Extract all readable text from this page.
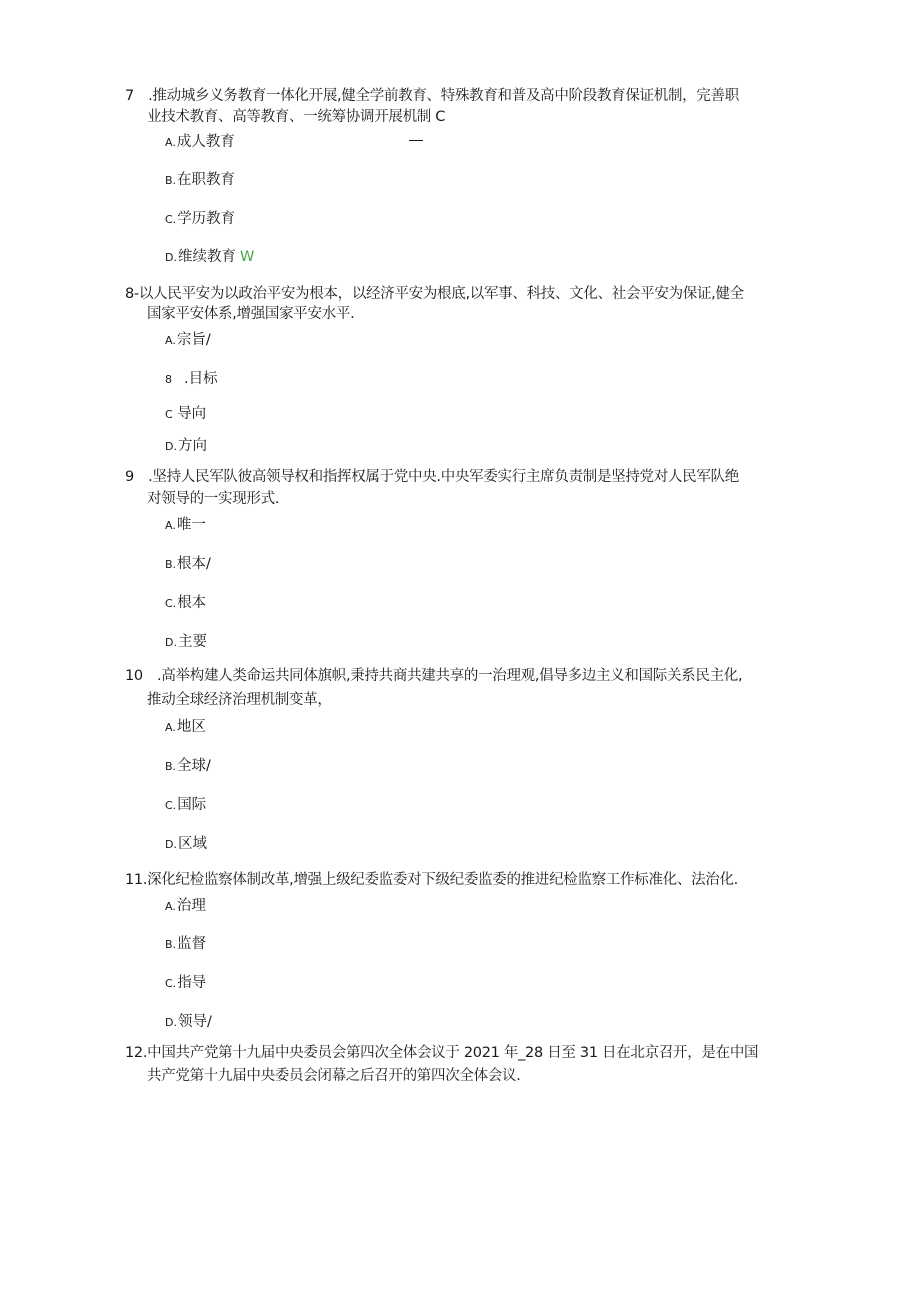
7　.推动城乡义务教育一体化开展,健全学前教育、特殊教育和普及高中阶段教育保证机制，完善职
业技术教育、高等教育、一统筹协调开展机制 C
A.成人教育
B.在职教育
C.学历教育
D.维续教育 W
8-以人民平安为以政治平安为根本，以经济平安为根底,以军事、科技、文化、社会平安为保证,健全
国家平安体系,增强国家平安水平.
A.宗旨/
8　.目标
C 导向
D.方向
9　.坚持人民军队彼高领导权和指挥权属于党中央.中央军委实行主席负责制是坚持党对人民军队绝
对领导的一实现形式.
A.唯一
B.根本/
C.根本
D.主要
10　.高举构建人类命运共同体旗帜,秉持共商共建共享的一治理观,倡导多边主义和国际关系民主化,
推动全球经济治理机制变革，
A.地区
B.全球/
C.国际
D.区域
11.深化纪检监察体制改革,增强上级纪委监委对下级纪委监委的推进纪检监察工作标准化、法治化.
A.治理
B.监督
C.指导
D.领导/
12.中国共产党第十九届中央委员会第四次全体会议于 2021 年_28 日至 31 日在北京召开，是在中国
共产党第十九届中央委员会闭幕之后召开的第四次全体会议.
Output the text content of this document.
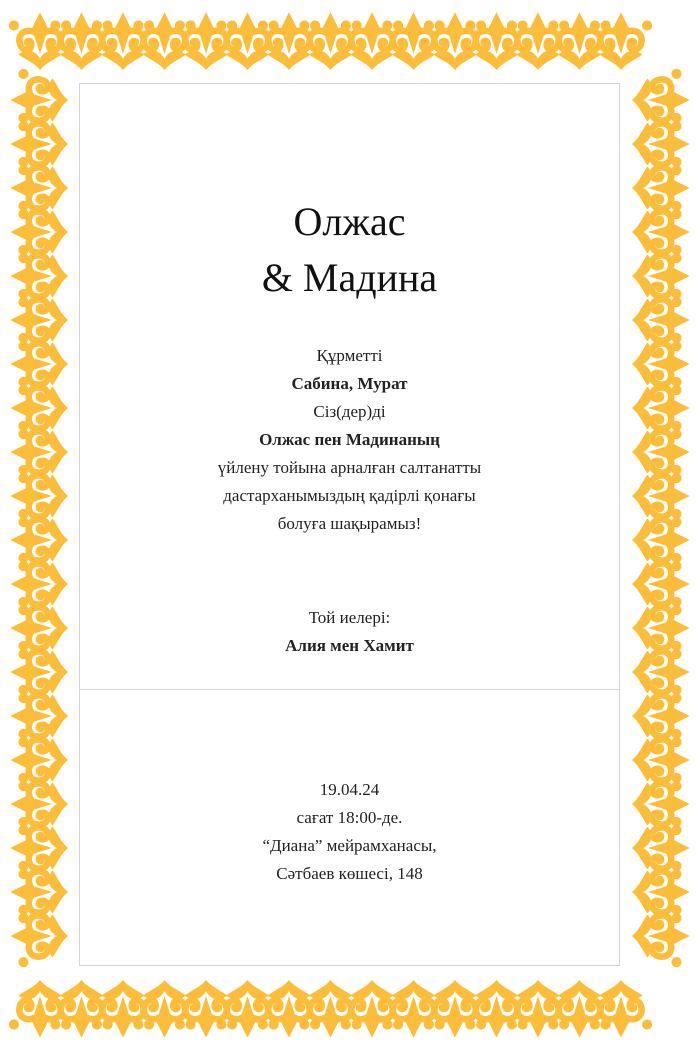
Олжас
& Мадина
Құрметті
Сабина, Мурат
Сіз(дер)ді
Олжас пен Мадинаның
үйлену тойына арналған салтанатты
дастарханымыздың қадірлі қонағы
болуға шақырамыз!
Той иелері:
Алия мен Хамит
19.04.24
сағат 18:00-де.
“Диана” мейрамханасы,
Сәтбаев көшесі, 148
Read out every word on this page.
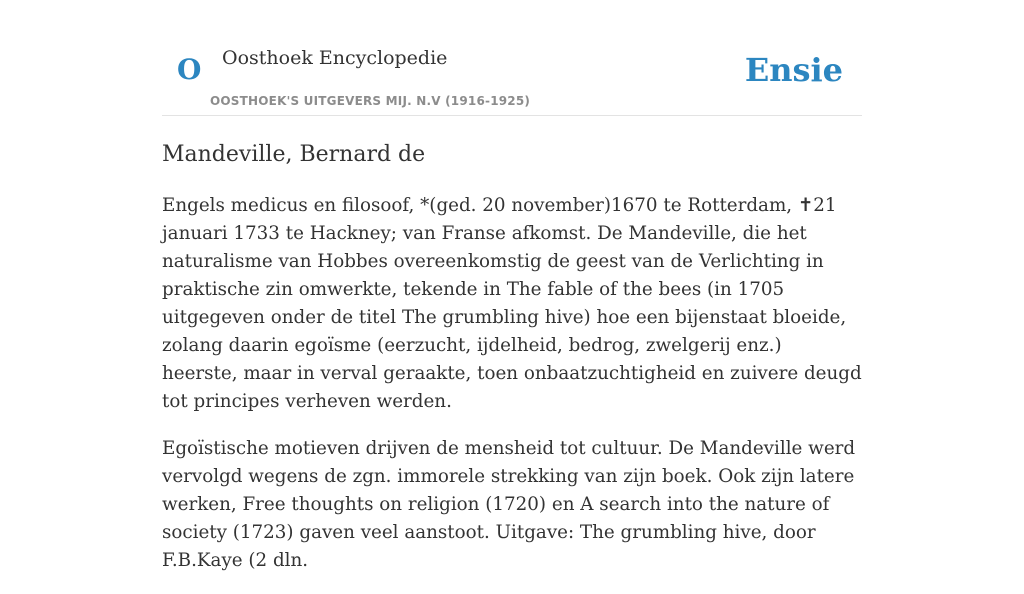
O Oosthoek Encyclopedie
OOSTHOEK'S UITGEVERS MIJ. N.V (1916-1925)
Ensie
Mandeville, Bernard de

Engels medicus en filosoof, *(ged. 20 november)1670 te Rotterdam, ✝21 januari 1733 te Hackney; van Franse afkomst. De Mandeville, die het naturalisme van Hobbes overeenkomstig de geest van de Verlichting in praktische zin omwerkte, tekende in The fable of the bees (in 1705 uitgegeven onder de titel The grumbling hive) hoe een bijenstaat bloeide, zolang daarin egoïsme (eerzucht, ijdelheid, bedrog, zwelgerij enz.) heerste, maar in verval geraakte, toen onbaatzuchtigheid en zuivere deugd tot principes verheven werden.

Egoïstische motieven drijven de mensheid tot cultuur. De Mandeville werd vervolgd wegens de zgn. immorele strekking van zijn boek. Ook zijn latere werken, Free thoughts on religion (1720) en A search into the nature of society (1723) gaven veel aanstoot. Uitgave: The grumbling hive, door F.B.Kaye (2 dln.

** STATED GOAL **
Copy the records word for word, leaving no picture in the copy.

** FINISHED TASK **
Extract all readable text from this page.
7　.推动城乡义务教育一体化开展,健全学前教育、特殊教育和普及高中阶段教育保证机制，完善职
业技术教育、高等教育、一统筹协调开展机制 C
A.成人教育
B.在职教育
C.学历教育
D.维续教育 W
8-以人民平安为以政治平安为根本，以经济平安为根底,以军事、科技、文化、社会平安为保证,健全
国家平安体系,增强国家平安水平.
A.宗旨/
8　.目标
C 导向
D.方向
9　.坚持人民军队彼高领导权和指挥权属于党中央.中央军委实行主席负责制是坚持党对人民军队绝
对领导的一实现形式.
A.唯一
B.根本/
C.根本
D.主要
10　.高举构建人类命运共同体旗帜,秉持共商共建共享的一治理观,倡导多边主义和国际关系民主化,
推动全球经济治理机制变革，
A.地区
B.全球/
C.国际
D.区域
11.深化纪检监察体制改革,增强上级纪委监委对下级纪委监委的推进纪检监察工作标准化、法治化.
A.治理
B.监督
C.指导
D.领导/
12.中国共产党第十九届中央委员会第四次全体会议于 2021 年_28 日至 31 日在北京召开，是在中国
共产党第十九届中央委员会闭幕之后召开的第四次全体会议.
Output the text content of this document.
Олжас
& Мадина
Құрметті
Сабина, Мурат
Сіз(дер)ді
Олжас пен Мадинаның
үйлену тойына арналған салтанатты
дастарханымыздың қадірлі қонағы
болуға шақырамыз!
Той иелері:
Алия мен Хамит
19.04.24
сағат 18:00-де.
“Диана” мейрамханасы,
Сәтбаев көшесі, 148
Read out every word on this page.
O Oosthoek Encyclopedie
OOSTHOEK'S UITGEVERS MIJ. N.V (1916-1925)
Ensie
Mandeville, Bernard de

Engels medicus en filosoof, *(ged. 20 november)1670 te Rotterdam, ✝21 januari 1733 te Hackney; van Franse afkomst. De Mandeville, die het naturalisme van Hobbes overeenkomstig de geest van de Verlichting in praktische zin omwerkte, tekende in The fable of the bees (in 1705 uitgegeven onder de titel The grumbling hive) hoe een bijenstaat bloeide, zolang daarin egoïsme (eerzucht, ijdelheid, bedrog, zwelgerij enz.) heerste, maar in verval geraakte, toen onbaatzuchtigheid en zuivere deugd tot principes verheven werden.

Egoïstische motieven drijven de mensheid tot cultuur. De Mandeville werd vervolgd wegens de zgn. immorele strekking van zijn boek. Ook zijn latere werken, Free thoughts on religion (1720) en A search into the nature of society (1723) gaven veel aanstoot. Uitgave: The grumbling hive, door F.B.Kaye (2 dln.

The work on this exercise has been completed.